TASK DETAILS: Copy the items below word for word, leaving out the pictures.

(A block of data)
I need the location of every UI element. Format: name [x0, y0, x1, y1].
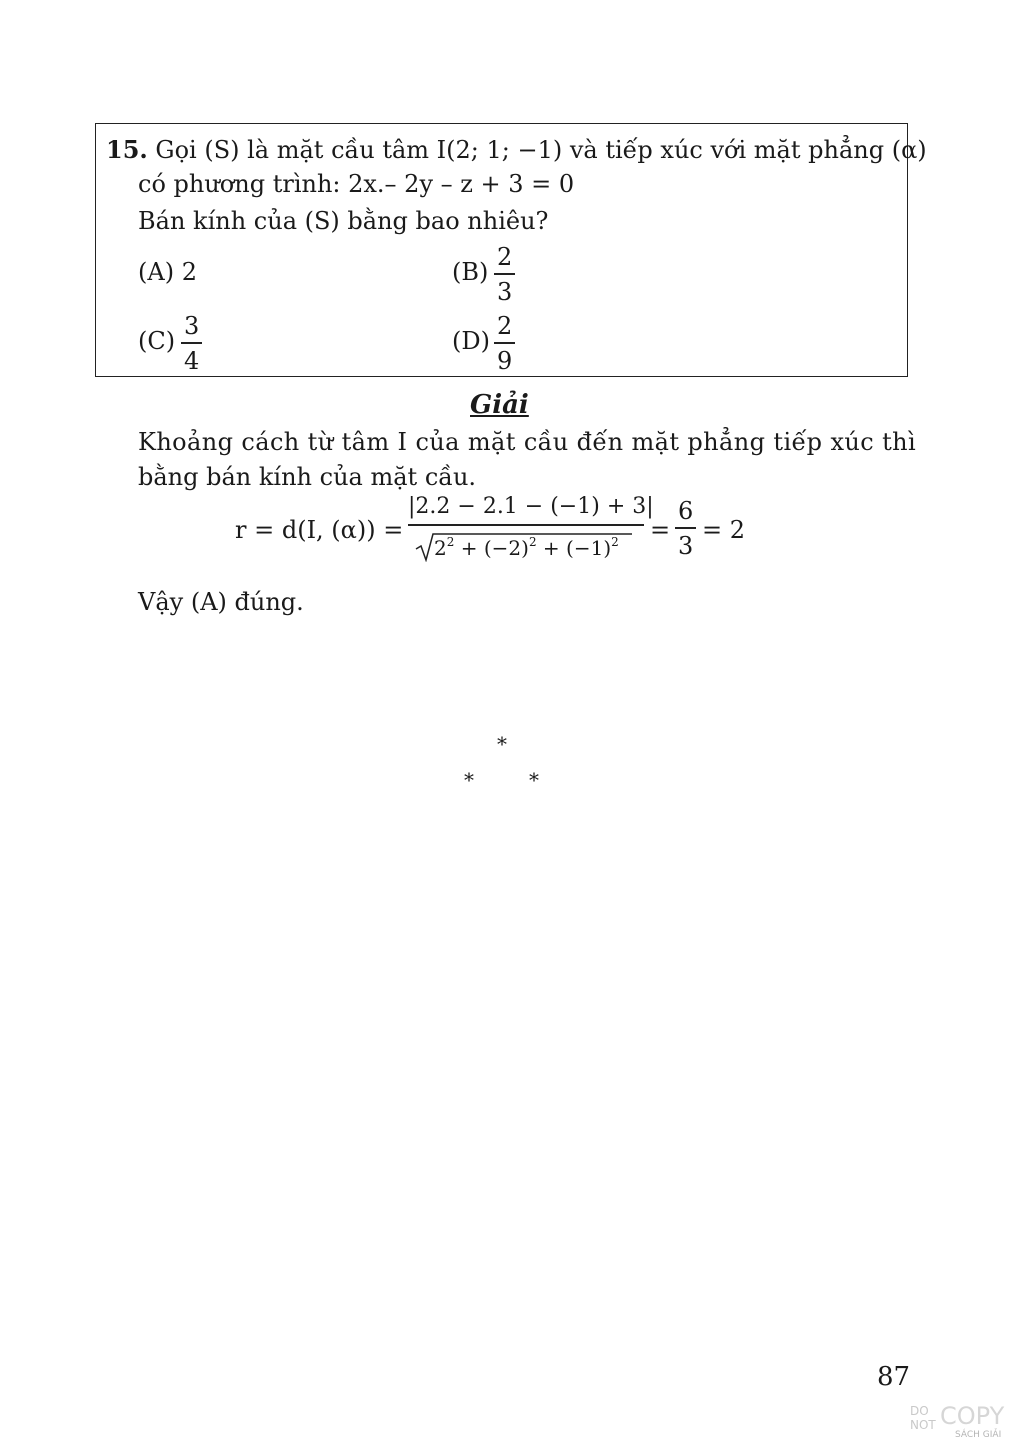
stamp-brand: SÁCH GIẢI	[955, 1430, 1002, 1440]
den-exponent-3: 2	[611, 534, 619, 549]
den-exponent-2: 2	[528, 534, 537, 549]
problem-statement: Gọi (S) là mặt cầu tâm I(2; 1; −1) và tiếp xúc với mặt phẳng (α)	[155, 136, 927, 164]
solution-title: Giải	[470, 390, 529, 420]
den-exponent-1: 2	[446, 534, 455, 549]
formula-result-denominator: 3	[678, 531, 694, 560]
star-left: *	[464, 768, 474, 792]
den-term-1: 2	[434, 535, 447, 560]
formula-numerator: |2.2 − 2.1 − (−1) + 3|	[408, 494, 654, 519]
page-number: 87	[877, 1362, 911, 1392]
formula-main-fraction	[408, 494, 654, 560]
stamp-do: DO	[910, 1404, 929, 1418]
option-a: (A) 2	[138, 258, 197, 286]
solution-conclusion: Vậy (A) đúng.	[138, 588, 304, 616]
stamp-copy: COPY	[940, 1402, 1005, 1430]
formula-equals-1: =	[650, 516, 671, 544]
option-d-numerator: 2	[497, 312, 513, 340]
option-b-denominator: 3	[497, 277, 513, 306]
problem-line-1	[106, 135, 927, 164]
star-right: *	[529, 768, 539, 792]
formula-denominator-text	[434, 536, 619, 560]
option-b-label: (B)	[452, 258, 489, 286]
option-c-denominator: 4	[184, 346, 200, 375]
option-c-label: (C)	[138, 327, 176, 355]
den-term-3: + (−1)	[536, 535, 612, 560]
star-top: *	[497, 732, 507, 756]
solution-paragraph-line-2: bằng bán kính của mặt cầu.	[138, 463, 477, 491]
option-b-numerator: 2	[497, 243, 513, 271]
stamp-not: NOT	[910, 1418, 936, 1432]
option-c-numerator: 3	[184, 312, 200, 340]
formula-result-fraction	[675, 499, 696, 558]
option-d-denominator: 9	[497, 346, 513, 375]
option-c-fraction	[181, 314, 202, 373]
problem-equation: có phương trình: 2x.– 2y – z + 3 = 0	[138, 170, 575, 198]
formula-lhs: r = d(I, (α)) =	[235, 516, 404, 544]
option-d-fraction	[494, 314, 515, 373]
problem-question: Bán kính của (S) bằng bao nhiêu?	[138, 207, 549, 235]
option-b-fraction	[494, 245, 515, 304]
formula-fraction-bar	[408, 524, 644, 526]
problem-number: 15.	[106, 135, 148, 164]
option-d-label: (D)	[452, 327, 490, 355]
solution-paragraph-line-1: Khoảng cách từ tâm I của mặt cầu đến mặt phẳng tiếp xúc thì	[138, 428, 917, 456]
den-term-2: + (−2)	[454, 535, 529, 560]
formula-denominator	[408, 536, 644, 558]
formula-result-numerator: 6	[678, 497, 694, 525]
formula-result: = 2	[702, 516, 746, 544]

FULL SOLUTION:
I need the location of every UI element. Format: name [x0, y0, x1, y1].
stamp-brand: SÁCH GIẢI	[955, 1430, 1002, 1440]
den-exponent-3: 2	[611, 534, 619, 549]
den-exponent-2: 2	[528, 534, 537, 549]
problem-statement: Gọi (S) là mặt cầu tâm I(2; 1; −1) và tiếp xúc với mặt phẳng (α)	[155, 136, 927, 164]
solution-title: Giải	[470, 390, 529, 420]
den-exponent-1: 2	[446, 534, 455, 549]
formula-result-denominator: 3	[678, 531, 694, 560]
star-left: *	[464, 768, 474, 792]
den-term-1: 2	[434, 535, 447, 560]
formula-numerator: |2.2 − 2.1 − (−1) + 3|	[408, 494, 654, 519]
page-number: 87	[877, 1362, 911, 1392]
formula-main-fraction	[408, 494, 654, 560]
stamp-do: DO	[910, 1404, 929, 1418]
option-a: (A) 2	[138, 258, 197, 286]
solution-conclusion: Vậy (A) đúng.	[138, 588, 304, 616]
stamp-copy: COPY	[940, 1402, 1005, 1430]
formula-equals-1: =	[650, 516, 671, 544]
option-d-numerator: 2	[497, 312, 513, 340]
option-b-denominator: 3	[497, 277, 513, 306]
problem-line-1	[106, 135, 927, 164]
star-right: *	[529, 768, 539, 792]
formula-denominator-text	[434, 536, 619, 560]
option-b-label: (B)	[452, 258, 489, 286]
option-c-denominator: 4	[184, 346, 200, 375]
option-c-label: (C)	[138, 327, 176, 355]
den-term-3: + (−1)	[536, 535, 612, 560]
star-top: *	[497, 732, 507, 756]
solution-paragraph-line-2: bằng bán kính của mặt cầu.	[138, 463, 477, 491]
option-b-numerator: 2	[497, 243, 513, 271]
stamp-not: NOT	[910, 1418, 936, 1432]
option-c-numerator: 3	[184, 312, 200, 340]
formula-result-fraction	[675, 499, 696, 558]
option-d-denominator: 9	[497, 346, 513, 375]
option-c-fraction	[181, 314, 202, 373]
problem-equation: có phương trình: 2x.– 2y – z + 3 = 0	[138, 170, 575, 198]
formula-lhs: r = d(I, (α)) =	[235, 516, 404, 544]
option-d-fraction	[494, 314, 515, 373]
problem-question: Bán kính của (S) bằng bao nhiêu?	[138, 207, 549, 235]
option-b-fraction	[494, 245, 515, 304]
formula-fraction-bar	[408, 524, 644, 526]
problem-number: 15.	[106, 135, 148, 164]
option-d-label: (D)	[452, 327, 490, 355]
solution-paragraph-line-1: Khoảng cách từ tâm I của mặt cầu đến mặt phẳng tiếp xúc thì	[138, 428, 917, 456]
den-term-2: + (−2)	[454, 535, 529, 560]
formula-denominator	[408, 536, 644, 558]
formula-result-numerator: 6	[678, 497, 694, 525]
formula-result: = 2	[702, 516, 746, 544]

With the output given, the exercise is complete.